*Problem to solve*. Take the line that contains "Give me the JSON representation of this screenshot's content." as the first line and the last line of the material below as the final one; reproduce exactly the lines between, inclusive.
◆ ◆ ◆ ◆ ◆ ◆ ◆
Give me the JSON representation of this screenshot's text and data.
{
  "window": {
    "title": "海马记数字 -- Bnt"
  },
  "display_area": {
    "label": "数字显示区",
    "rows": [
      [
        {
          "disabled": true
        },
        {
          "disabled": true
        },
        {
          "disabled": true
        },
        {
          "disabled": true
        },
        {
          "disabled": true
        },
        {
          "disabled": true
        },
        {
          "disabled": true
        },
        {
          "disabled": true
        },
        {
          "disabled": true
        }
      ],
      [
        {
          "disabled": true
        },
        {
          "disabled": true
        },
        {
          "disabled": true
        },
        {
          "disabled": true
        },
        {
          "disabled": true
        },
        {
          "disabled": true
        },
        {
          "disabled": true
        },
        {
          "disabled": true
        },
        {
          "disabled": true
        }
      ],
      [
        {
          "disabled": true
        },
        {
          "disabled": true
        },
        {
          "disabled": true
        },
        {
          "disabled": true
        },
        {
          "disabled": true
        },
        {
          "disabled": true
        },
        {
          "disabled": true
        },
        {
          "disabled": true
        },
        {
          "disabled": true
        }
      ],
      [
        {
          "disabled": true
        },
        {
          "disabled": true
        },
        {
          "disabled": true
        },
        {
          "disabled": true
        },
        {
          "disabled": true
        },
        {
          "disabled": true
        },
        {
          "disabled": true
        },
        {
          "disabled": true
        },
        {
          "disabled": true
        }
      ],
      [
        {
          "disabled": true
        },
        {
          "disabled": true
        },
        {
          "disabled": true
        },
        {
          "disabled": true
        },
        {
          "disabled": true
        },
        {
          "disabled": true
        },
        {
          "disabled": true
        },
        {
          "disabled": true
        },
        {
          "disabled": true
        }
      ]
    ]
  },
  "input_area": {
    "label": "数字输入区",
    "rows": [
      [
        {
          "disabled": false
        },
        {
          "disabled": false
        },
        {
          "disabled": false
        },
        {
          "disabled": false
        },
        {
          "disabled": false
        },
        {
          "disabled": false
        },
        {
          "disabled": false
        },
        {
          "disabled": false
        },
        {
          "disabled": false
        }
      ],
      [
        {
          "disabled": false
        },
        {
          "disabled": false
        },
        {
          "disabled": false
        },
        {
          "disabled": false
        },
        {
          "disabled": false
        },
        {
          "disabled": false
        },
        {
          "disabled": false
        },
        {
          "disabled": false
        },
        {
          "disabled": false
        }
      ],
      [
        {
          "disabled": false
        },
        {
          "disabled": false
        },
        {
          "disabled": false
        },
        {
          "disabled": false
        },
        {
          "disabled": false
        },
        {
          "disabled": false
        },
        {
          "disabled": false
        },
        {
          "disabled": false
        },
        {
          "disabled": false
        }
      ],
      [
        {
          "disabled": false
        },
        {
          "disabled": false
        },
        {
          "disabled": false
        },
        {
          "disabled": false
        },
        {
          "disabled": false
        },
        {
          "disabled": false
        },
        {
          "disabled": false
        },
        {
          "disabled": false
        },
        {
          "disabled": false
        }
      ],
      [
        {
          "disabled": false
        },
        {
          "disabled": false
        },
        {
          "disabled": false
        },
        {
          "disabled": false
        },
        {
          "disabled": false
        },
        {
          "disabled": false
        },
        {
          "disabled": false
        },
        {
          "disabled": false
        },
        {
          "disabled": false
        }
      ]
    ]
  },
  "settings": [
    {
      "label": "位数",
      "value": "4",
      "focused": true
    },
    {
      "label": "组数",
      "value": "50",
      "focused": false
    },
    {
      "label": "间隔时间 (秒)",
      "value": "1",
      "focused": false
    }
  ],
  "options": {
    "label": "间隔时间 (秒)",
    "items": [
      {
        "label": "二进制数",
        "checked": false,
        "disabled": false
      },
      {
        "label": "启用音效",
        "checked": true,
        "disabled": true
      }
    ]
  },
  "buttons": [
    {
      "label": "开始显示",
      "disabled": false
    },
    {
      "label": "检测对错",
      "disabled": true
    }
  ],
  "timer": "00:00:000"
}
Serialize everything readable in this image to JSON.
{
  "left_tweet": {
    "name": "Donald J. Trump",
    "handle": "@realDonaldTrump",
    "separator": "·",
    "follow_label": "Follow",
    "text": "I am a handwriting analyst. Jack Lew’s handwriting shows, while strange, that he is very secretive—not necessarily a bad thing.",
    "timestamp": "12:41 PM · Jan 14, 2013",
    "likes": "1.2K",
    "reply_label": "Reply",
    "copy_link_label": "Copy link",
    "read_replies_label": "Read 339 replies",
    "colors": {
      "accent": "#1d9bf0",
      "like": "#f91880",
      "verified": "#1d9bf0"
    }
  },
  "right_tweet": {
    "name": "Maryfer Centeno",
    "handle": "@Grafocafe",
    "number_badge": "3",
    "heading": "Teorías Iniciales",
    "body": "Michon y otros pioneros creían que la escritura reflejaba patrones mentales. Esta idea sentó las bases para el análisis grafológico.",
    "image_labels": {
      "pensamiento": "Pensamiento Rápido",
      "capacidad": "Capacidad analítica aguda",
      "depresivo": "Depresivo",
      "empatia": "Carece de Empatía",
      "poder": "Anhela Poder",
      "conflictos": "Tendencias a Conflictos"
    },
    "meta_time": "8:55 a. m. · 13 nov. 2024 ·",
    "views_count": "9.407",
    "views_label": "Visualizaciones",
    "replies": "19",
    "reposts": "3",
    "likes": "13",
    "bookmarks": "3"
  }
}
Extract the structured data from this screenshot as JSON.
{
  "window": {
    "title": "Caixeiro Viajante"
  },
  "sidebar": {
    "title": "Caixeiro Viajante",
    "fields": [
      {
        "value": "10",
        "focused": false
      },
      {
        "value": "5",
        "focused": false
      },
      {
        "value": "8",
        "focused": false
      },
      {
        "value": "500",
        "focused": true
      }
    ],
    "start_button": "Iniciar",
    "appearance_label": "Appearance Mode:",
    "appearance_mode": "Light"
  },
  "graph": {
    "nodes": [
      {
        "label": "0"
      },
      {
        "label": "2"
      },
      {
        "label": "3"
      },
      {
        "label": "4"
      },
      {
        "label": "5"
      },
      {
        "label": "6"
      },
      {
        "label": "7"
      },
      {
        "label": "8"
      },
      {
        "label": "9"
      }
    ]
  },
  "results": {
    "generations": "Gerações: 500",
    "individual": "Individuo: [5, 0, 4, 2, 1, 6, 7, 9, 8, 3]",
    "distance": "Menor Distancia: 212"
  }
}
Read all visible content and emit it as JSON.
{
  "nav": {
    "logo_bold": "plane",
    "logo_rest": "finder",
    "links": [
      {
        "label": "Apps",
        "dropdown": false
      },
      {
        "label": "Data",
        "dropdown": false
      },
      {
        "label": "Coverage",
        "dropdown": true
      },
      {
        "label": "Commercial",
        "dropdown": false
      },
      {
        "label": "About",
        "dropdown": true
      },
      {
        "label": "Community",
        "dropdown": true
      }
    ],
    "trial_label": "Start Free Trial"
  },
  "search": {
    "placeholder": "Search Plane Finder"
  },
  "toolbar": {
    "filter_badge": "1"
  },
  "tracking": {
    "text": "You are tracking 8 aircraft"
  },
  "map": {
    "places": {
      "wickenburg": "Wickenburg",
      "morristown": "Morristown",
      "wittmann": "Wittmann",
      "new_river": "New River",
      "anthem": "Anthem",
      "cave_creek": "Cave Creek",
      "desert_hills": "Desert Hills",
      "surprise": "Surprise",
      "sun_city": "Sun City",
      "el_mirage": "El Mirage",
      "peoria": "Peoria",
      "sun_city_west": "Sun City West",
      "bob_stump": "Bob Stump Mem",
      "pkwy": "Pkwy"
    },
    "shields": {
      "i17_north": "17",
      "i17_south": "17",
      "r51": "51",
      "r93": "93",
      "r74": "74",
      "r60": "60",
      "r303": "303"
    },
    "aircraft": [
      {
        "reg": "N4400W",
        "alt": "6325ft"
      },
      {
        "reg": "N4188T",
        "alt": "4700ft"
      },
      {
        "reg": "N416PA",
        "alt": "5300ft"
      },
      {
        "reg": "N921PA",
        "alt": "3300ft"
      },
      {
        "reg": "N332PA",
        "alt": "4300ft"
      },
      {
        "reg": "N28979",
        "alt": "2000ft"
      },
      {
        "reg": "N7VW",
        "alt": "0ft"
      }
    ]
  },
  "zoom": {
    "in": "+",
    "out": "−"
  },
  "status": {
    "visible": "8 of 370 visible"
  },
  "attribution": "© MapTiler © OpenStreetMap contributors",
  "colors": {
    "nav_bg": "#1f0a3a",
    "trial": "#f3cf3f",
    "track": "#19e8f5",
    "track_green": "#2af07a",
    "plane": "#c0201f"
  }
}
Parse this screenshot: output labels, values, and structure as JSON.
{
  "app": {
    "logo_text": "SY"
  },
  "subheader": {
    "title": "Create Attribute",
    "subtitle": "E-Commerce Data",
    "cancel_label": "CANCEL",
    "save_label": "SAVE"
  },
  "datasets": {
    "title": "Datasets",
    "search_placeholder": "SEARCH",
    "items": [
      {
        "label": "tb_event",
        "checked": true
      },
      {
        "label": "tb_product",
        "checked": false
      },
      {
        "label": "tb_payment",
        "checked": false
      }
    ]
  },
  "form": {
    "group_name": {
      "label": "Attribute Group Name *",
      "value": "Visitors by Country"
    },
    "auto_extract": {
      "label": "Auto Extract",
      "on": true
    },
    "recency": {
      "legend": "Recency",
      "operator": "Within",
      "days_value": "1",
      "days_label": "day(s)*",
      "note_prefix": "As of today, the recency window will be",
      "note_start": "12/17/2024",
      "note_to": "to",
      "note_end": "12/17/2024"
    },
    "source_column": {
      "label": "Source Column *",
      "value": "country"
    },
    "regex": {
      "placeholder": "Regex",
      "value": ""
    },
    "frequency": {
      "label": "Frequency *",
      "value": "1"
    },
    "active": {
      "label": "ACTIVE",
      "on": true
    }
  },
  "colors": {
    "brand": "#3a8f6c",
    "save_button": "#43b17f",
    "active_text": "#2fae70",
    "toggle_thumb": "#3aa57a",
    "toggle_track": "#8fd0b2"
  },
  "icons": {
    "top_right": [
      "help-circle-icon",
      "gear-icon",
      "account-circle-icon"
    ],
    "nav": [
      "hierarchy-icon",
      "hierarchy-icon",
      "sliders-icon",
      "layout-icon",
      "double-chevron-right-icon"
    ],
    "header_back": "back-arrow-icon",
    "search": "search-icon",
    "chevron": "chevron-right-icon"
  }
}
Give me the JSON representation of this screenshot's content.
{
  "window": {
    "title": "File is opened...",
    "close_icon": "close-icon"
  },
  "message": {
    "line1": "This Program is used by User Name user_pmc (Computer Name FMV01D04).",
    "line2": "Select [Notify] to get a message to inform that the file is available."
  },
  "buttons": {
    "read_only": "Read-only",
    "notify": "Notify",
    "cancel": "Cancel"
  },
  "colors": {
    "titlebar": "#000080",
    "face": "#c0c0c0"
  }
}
◆ ◆ ◆ ◆ ◆ ◆ ◆
*Result for this exercise*.
Give me the JSON representation of this screenshot's content.
{
  "window": {
    "title": "File is opened...",
    "close_icon": "close-icon"
  },
  "message": {
    "line1": "This Program is used by User Name user_pmc (Computer Name FMV01D04).",
    "line2": "Select [Notify] to get a message to inform that the file is available."
  },
  "buttons": {
    "read_only": "Read-only",
    "notify": "Notify",
    "cancel": "Cancel"
  },
  "colors": {
    "titlebar": "#000080",
    "face": "#c0c0c0"
  }
}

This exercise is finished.